**Short problem**.
All of the data below should be written out exactly.

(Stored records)
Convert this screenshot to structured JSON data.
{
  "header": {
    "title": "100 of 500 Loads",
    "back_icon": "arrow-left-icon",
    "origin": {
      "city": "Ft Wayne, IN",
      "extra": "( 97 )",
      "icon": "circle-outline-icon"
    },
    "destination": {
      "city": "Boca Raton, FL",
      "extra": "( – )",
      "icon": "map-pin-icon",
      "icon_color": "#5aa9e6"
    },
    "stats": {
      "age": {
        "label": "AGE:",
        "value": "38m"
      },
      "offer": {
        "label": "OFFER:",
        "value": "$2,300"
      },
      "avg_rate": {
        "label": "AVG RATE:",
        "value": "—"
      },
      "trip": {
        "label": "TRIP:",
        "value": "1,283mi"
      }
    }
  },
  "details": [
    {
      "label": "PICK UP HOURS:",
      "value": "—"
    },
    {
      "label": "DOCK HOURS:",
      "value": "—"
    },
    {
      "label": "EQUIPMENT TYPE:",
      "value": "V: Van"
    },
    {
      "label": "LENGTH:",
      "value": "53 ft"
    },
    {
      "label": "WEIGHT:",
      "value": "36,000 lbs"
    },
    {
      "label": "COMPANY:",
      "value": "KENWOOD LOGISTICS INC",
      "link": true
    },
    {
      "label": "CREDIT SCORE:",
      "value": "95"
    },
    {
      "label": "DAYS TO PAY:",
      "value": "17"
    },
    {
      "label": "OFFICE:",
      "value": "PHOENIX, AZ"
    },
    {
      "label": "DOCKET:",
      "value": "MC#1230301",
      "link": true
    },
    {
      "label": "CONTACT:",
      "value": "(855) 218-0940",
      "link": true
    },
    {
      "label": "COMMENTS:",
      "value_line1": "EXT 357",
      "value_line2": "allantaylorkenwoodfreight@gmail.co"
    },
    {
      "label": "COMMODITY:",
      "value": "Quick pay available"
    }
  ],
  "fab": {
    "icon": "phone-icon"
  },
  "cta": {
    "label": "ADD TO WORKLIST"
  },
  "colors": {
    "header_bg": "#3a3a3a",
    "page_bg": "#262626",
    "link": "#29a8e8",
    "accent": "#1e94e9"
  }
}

**Complete answer**.
Convert this screenshot to structured JSON data.
{
  "header": {
    "title": "100 of 500 Loads",
    "back_icon": "arrow-left-icon",
    "origin": {
      "city": "Ft Wayne, IN",
      "extra": "( 97 )",
      "icon": "circle-outline-icon"
    },
    "destination": {
      "city": "Boca Raton, FL",
      "extra": "( – )",
      "icon": "map-pin-icon",
      "icon_color": "#5aa9e6"
    },
    "stats": {
      "age": {
        "label": "AGE:",
        "value": "38m"
      },
      "offer": {
        "label": "OFFER:",
        "value": "$2,300"
      },
      "avg_rate": {
        "label": "AVG RATE:",
        "value": "—"
      },
      "trip": {
        "label": "TRIP:",
        "value": "1,283mi"
      }
    }
  },
  "details": [
    {
      "label": "PICK UP HOURS:",
      "value": "—"
    },
    {
      "label": "DOCK HOURS:",
      "value": "—"
    },
    {
      "label": "EQUIPMENT TYPE:",
      "value": "V: Van"
    },
    {
      "label": "LENGTH:",
      "value": "53 ft"
    },
    {
      "label": "WEIGHT:",
      "value": "36,000 lbs"
    },
    {
      "label": "COMPANY:",
      "value": "KENWOOD LOGISTICS INC",
      "link": true
    },
    {
      "label": "CREDIT SCORE:",
      "value": "95"
    },
    {
      "label": "DAYS TO PAY:",
      "value": "17"
    },
    {
      "label": "OFFICE:",
      "value": "PHOENIX, AZ"
    },
    {
      "label": "DOCKET:",
      "value": "MC#1230301",
      "link": true
    },
    {
      "label": "CONTACT:",
      "value": "(855) 218-0940",
      "link": true
    },
    {
      "label": "COMMENTS:",
      "value_line1": "EXT 357",
      "value_line2": "allantaylorkenwoodfreight@gmail.co"
    },
    {
      "label": "COMMODITY:",
      "value": "Quick pay available"
    }
  ],
  "fab": {
    "icon": "phone-icon"
  },
  "cta": {
    "label": "ADD TO WORKLIST"
  },
  "colors": {
    "header_bg": "#3a3a3a",
    "page_bg": "#262626",
    "link": "#29a8e8",
    "accent": "#1e94e9"
  }
}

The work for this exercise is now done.